Copy out each line of the data holding "make".

RECORDS TO PROCESS |
◇ ◇ ◇ ◇
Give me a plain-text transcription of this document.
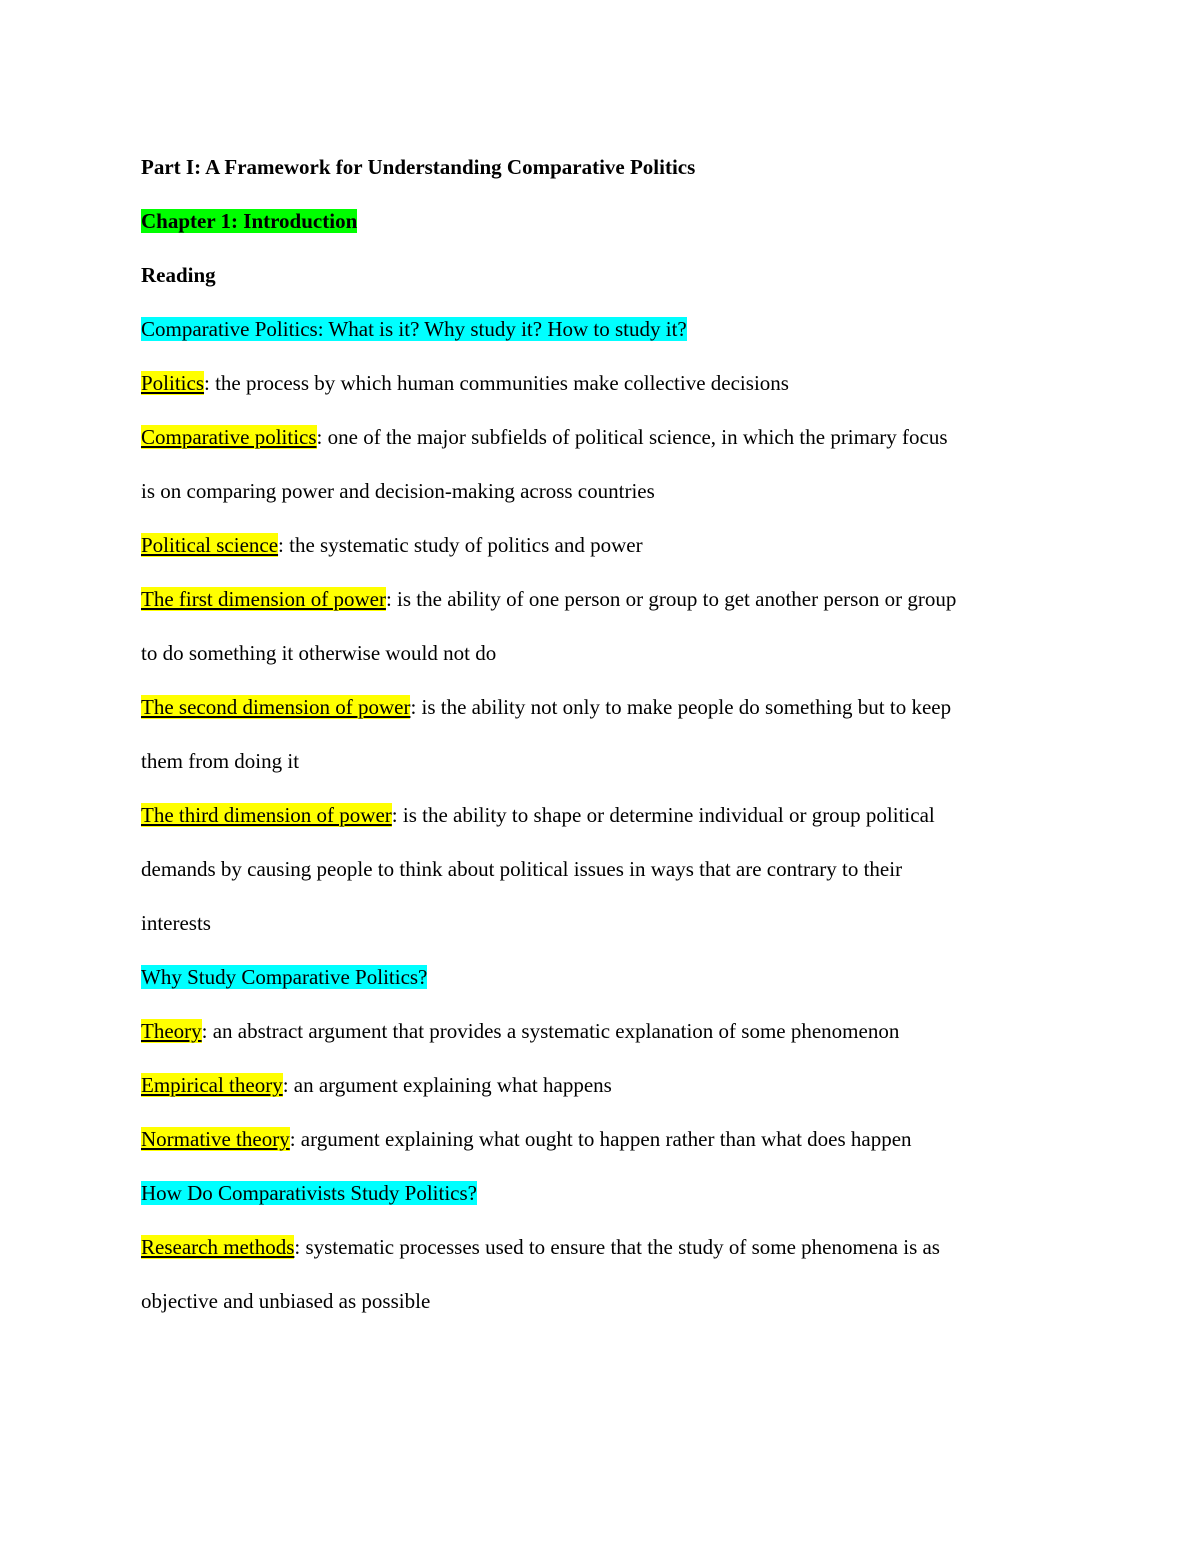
Part I: A Framework for Understanding Comparative Politics
Chapter 1: Introduction
Reading
Comparative Politics: What is it? Why study it? How to study it?
Politics: the process by which human communities make collective decisions
Comparative politics: one of the major subfields of political science, in which the primary focus
is on comparing power and decision-making across countries
Political science: the systematic study of politics and power
The first dimension of power: is the ability of one person or group to get another person or group
to do something it otherwise would not do
The second dimension of power: is the ability not only to make people do something but to keep
them from doing it
The third dimension of power: is the ability to shape or determine individual or group political
demands by causing people to think about political issues in ways that are contrary to their
interests
Why Study Comparative Politics?
Theory: an abstract argument that provides a systematic explanation of some phenomenon
Empirical theory: an argument explaining what happens
Normative theory: argument explaining what ought to happen rather than what does happen
How Do Comparativists Study Politics?
Research methods: systematic processes used to ensure that the study of some phenomena is as
objective and unbiased as possible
◇ ◇ ◇ ◇
COMPLETED TASK |
Politics: the process by which human communities make collective decisions
The second dimension of power: is the ability not only to make people do something but to keep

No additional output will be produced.